* Brief:
Across all the lines below, how many contain the string "Total"? Please reply with the number only.

□ □ □ □

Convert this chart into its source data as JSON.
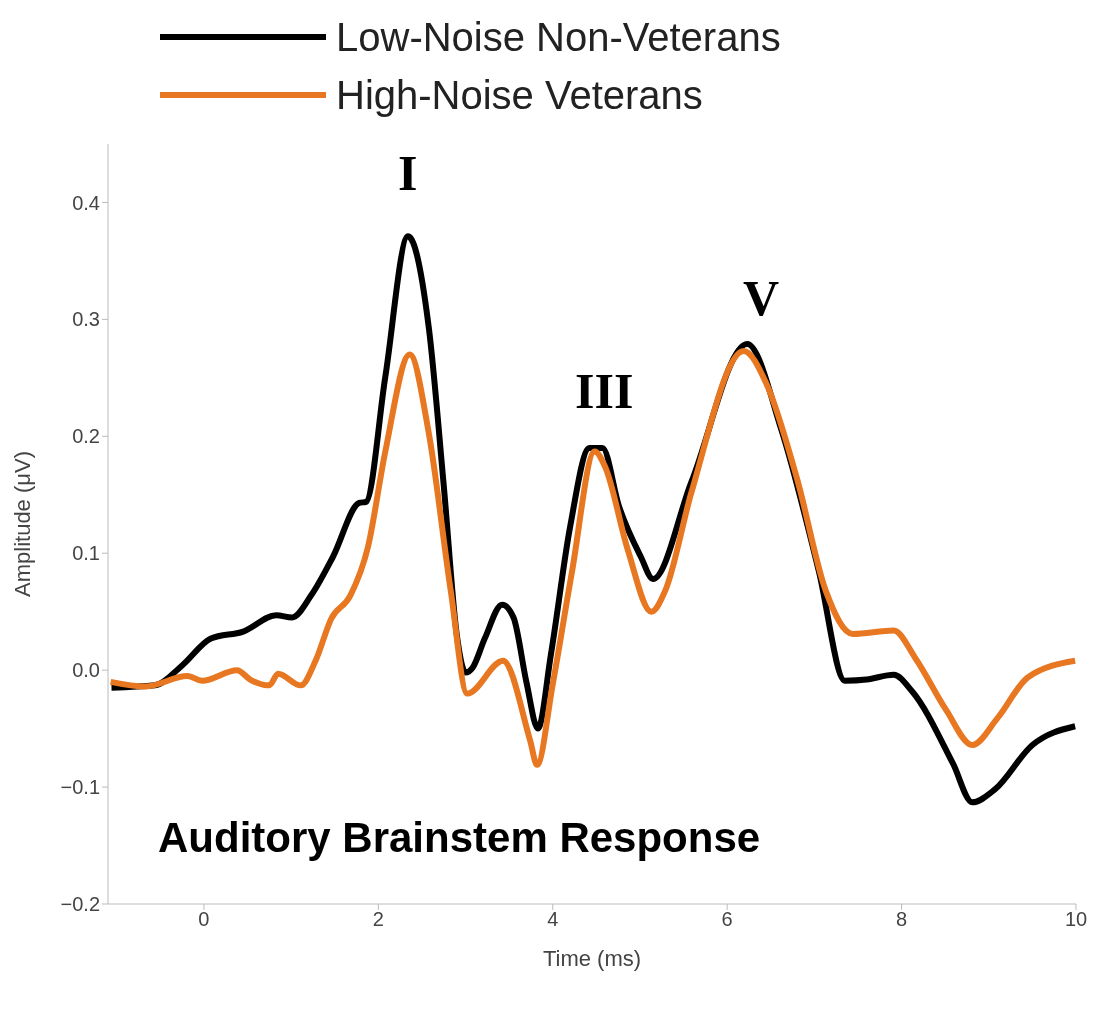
{
  "chart_data": {
    "type": "line",
    "xlabel": "Time (ms)",
    "ylabel": "Amplitude (μV)",
    "xlim": [
      -1.1,
      10
    ],
    "xticks": [
      0,
      2,
      4,
      6,
      8,
      10
    ],
    "ylim": [
      -0.2,
      0.45
    ],
    "yticks": [
      {
        "value": -0.2,
        "label": "−0.2"
      },
      {
        "value": -0.1,
        "label": "−0.1"
      },
      {
        "value": 0,
        "label": "0.0"
      },
      0.1,
      0.2,
      0.3,
      0.4
    ],
    "grid": false,
    "legend": "top",
    "marker": "none",
    "line_style": "solid",
    "annotations": [
      "Auditory Brainstem Response",
      "I",
      "III",
      "V"
    ],
    "series": [
      {
        "name": "Low-Noise Non-Veterans",
        "color": "#000000",
        "x": [
          -1.06,
          -0.56,
          -0.25,
          0.08,
          0.45,
          0.83,
          1.01,
          1.23,
          1.48,
          1.78,
          1.86,
          2.08,
          2.34,
          2.58,
          2.75,
          2.9,
          3.0,
          3.08,
          3.22,
          3.42,
          3.55,
          3.7,
          3.83,
          3.98,
          4.2,
          4.42,
          4.57,
          4.76,
          5.01,
          5.15,
          5.59,
          6.23,
          6.62,
          7.05,
          7.35,
          7.6,
          7.91,
          8.12,
          8.59,
          8.81,
          9.07,
          9.5,
          9.99
        ],
        "values": [
          -0.015,
          -0.013,
          0.004,
          0.027,
          0.033,
          0.047,
          0.045,
          0.064,
          0.097,
          0.143,
          0.144,
          0.251,
          0.371,
          0.292,
          0.158,
          0.03,
          -0.002,
          0.002,
          0.027,
          0.056,
          0.045,
          -0.011,
          -0.05,
          0.014,
          0.123,
          0.19,
          0.19,
          0.14,
          0.097,
          0.078,
          0.161,
          0.279,
          0.206,
          0.085,
          -0.009,
          -0.008,
          -0.004,
          -0.018,
          -0.08,
          -0.113,
          -0.102,
          -0.064,
          -0.048
        ]
      },
      {
        "name": "High-Noise Veterans",
        "color": "#e87722",
        "x": [
          -1.07,
          -0.67,
          -0.19,
          -0.02,
          0.38,
          0.53,
          0.75,
          0.85,
          1.11,
          1.28,
          1.46,
          1.68,
          1.88,
          2.08,
          2.36,
          2.58,
          2.83,
          3.02,
          3.43,
          3.74,
          3.82,
          4.0,
          4.22,
          4.48,
          4.6,
          4.86,
          5.13,
          5.29,
          5.59,
          6.19,
          6.45,
          6.8,
          7.13,
          7.44,
          7.91,
          8.16,
          8.51,
          8.81,
          9.1,
          9.45,
          9.99
        ],
        "values": [
          -0.01,
          -0.014,
          -0.005,
          -0.009,
          0.0,
          -0.008,
          -0.013,
          -0.003,
          -0.013,
          0.008,
          0.044,
          0.064,
          0.105,
          0.187,
          0.27,
          0.202,
          0.068,
          -0.02,
          0.008,
          -0.06,
          -0.081,
          -0.012,
          0.084,
          0.187,
          0.174,
          0.103,
          0.05,
          0.068,
          0.152,
          0.273,
          0.245,
          0.164,
          0.068,
          0.031,
          0.034,
          0.01,
          -0.034,
          -0.064,
          -0.041,
          -0.006,
          0.008
        ]
      }
    ]
  }
}
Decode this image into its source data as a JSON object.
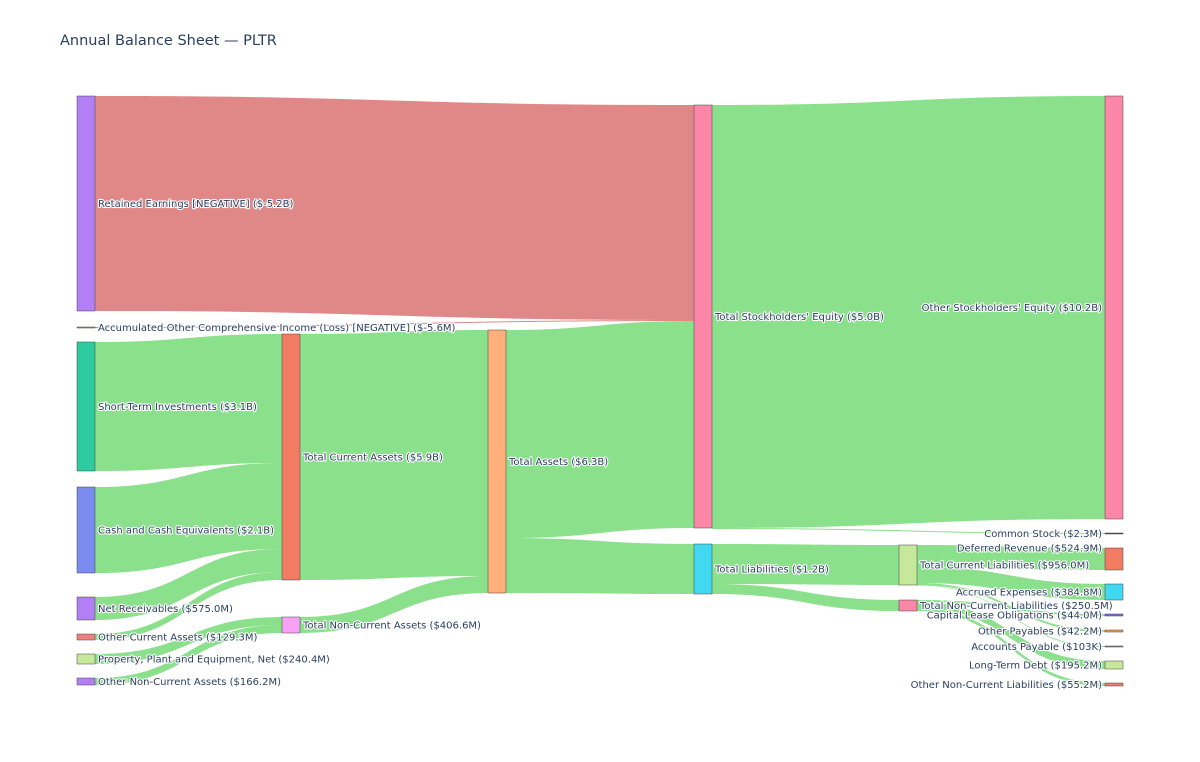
{
  "chart_data": {
    "type": "sankey",
    "title": "Annual Balance Sheet — PLTR",
    "nodes": [
      {
        "id": "re",
        "label": "Retained Earnings [NEGATIVE] ($-5.2B)",
        "color": "#b27ff5"
      },
      {
        "id": "aoci",
        "label": "Accumulated Other Comprehensive Income (Loss) [NEGATIVE] ($-5.6M)",
        "color": "#de8282"
      },
      {
        "id": "sti",
        "label": "Short-Term Investments ($3.1B)",
        "color": "#2ecba0"
      },
      {
        "id": "cash",
        "label": "Cash and Cash Equivalents ($2.1B)",
        "color": "#7a8cf0"
      },
      {
        "id": "nr",
        "label": "Net Receivables ($575.0M)",
        "color": "#b27ff5"
      },
      {
        "id": "oca",
        "label": "Other Current Assets ($129.3M)",
        "color": "#f08080"
      },
      {
        "id": "ppe",
        "label": "Property, Plant and Equipment, Net ($240.4M)",
        "color": "#c5e89a"
      },
      {
        "id": "onca",
        "label": "Other Non-Current Assets ($166.2M)",
        "color": "#b27ff5"
      },
      {
        "id": "tca",
        "label": "Total Current Assets ($5.9B)",
        "color": "#f27c62"
      },
      {
        "id": "tnca",
        "label": "Total Non-Current Assets ($406.6M)",
        "color": "#f8a2f5"
      },
      {
        "id": "ta",
        "label": "Total Assets ($6.3B)",
        "color": "#ffb07a"
      },
      {
        "id": "tse",
        "label": "Total Stockholders' Equity ($5.0B)",
        "color": "#fb86a8"
      },
      {
        "id": "tl",
        "label": "Total Liabilities ($1.2B)",
        "color": "#41d8f2"
      },
      {
        "id": "tcl",
        "label": "Total Current Liabilities ($956.0M)",
        "color": "#c5e89a"
      },
      {
        "id": "tncl",
        "label": "Total Non-Current Liabilities ($250.5M)",
        "color": "#fb86a8"
      },
      {
        "id": "ose",
        "label": "Other Stockholders' Equity ($10.2B)",
        "color": "#fb86a8"
      },
      {
        "id": "cs",
        "label": "Common Stock ($2.3M)",
        "color": "#555555"
      },
      {
        "id": "dr",
        "label": "Deferred Revenue ($524.9M)",
        "color": "#f27c62"
      },
      {
        "id": "ae",
        "label": "Accrued Expenses ($384.8M)",
        "color": "#41d8f2"
      },
      {
        "id": "clo",
        "label": "Capital Lease Obligations ($44.0M)",
        "color": "#7a6fd8"
      },
      {
        "id": "op",
        "label": "Other Payables ($42.2M)",
        "color": "#f0a050"
      },
      {
        "id": "ap",
        "label": "Accounts Payable ($103K)",
        "color": "#888888"
      },
      {
        "id": "ltd",
        "label": "Long-Term Debt ($195.2M)",
        "color": "#c5e89a"
      },
      {
        "id": "oncl",
        "label": "Other Non-Current Liabilities ($55.2M)",
        "color": "#f27c62"
      }
    ],
    "links": [
      {
        "source": "re",
        "target": "tse",
        "value": 5.2,
        "negative": true
      },
      {
        "source": "aoci",
        "target": "tse",
        "value": 0.0056,
        "negative": true
      },
      {
        "source": "sti",
        "target": "tca",
        "value": 3.1
      },
      {
        "source": "cash",
        "target": "tca",
        "value": 2.1
      },
      {
        "source": "nr",
        "target": "tca",
        "value": 0.575
      },
      {
        "source": "oca",
        "target": "tca",
        "value": 0.1293
      },
      {
        "source": "ppe",
        "target": "tnca",
        "value": 0.2404
      },
      {
        "source": "onca",
        "target": "tnca",
        "value": 0.1662
      },
      {
        "source": "tca",
        "target": "ta",
        "value": 5.9
      },
      {
        "source": "tnca",
        "target": "ta",
        "value": 0.4066
      },
      {
        "source": "ta",
        "target": "tse",
        "value": 5.0
      },
      {
        "source": "ta",
        "target": "tl",
        "value": 1.2
      },
      {
        "source": "tse",
        "target": "ose",
        "value": 10.2
      },
      {
        "source": "tse",
        "target": "cs",
        "value": 0.0023
      },
      {
        "source": "tl",
        "target": "tcl",
        "value": 0.956
      },
      {
        "source": "tl",
        "target": "tncl",
        "value": 0.2505
      },
      {
        "source": "tcl",
        "target": "dr",
        "value": 0.5249
      },
      {
        "source": "tcl",
        "target": "ae",
        "value": 0.3848
      },
      {
        "source": "tcl",
        "target": "op",
        "value": 0.0422
      },
      {
        "source": "tcl",
        "target": "ap",
        "value": 0.000103
      },
      {
        "source": "tncl",
        "target": "clo",
        "value": 0.044
      },
      {
        "source": "tncl",
        "target": "ltd",
        "value": 0.1952
      },
      {
        "source": "tncl",
        "target": "oncl",
        "value": 0.0552
      }
    ]
  }
}
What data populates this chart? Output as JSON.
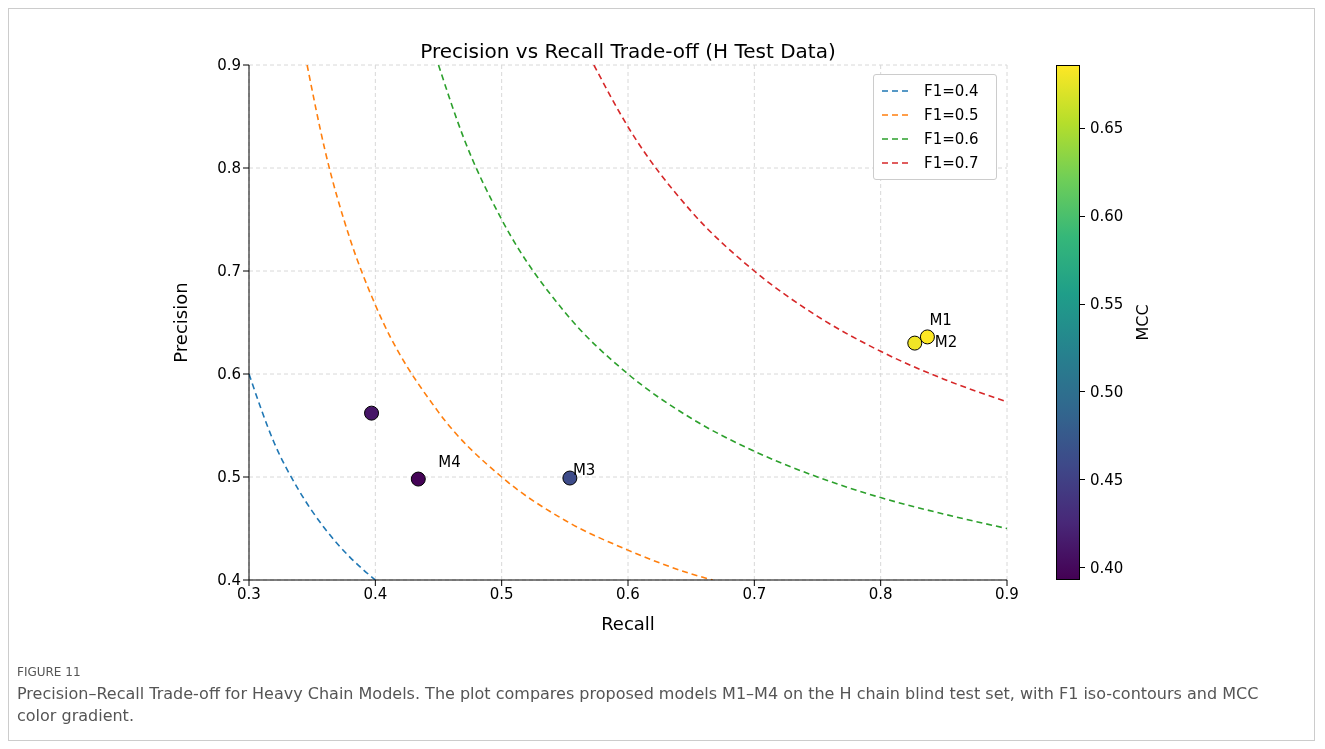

□ □ □ □

* Solution for this exercise:
7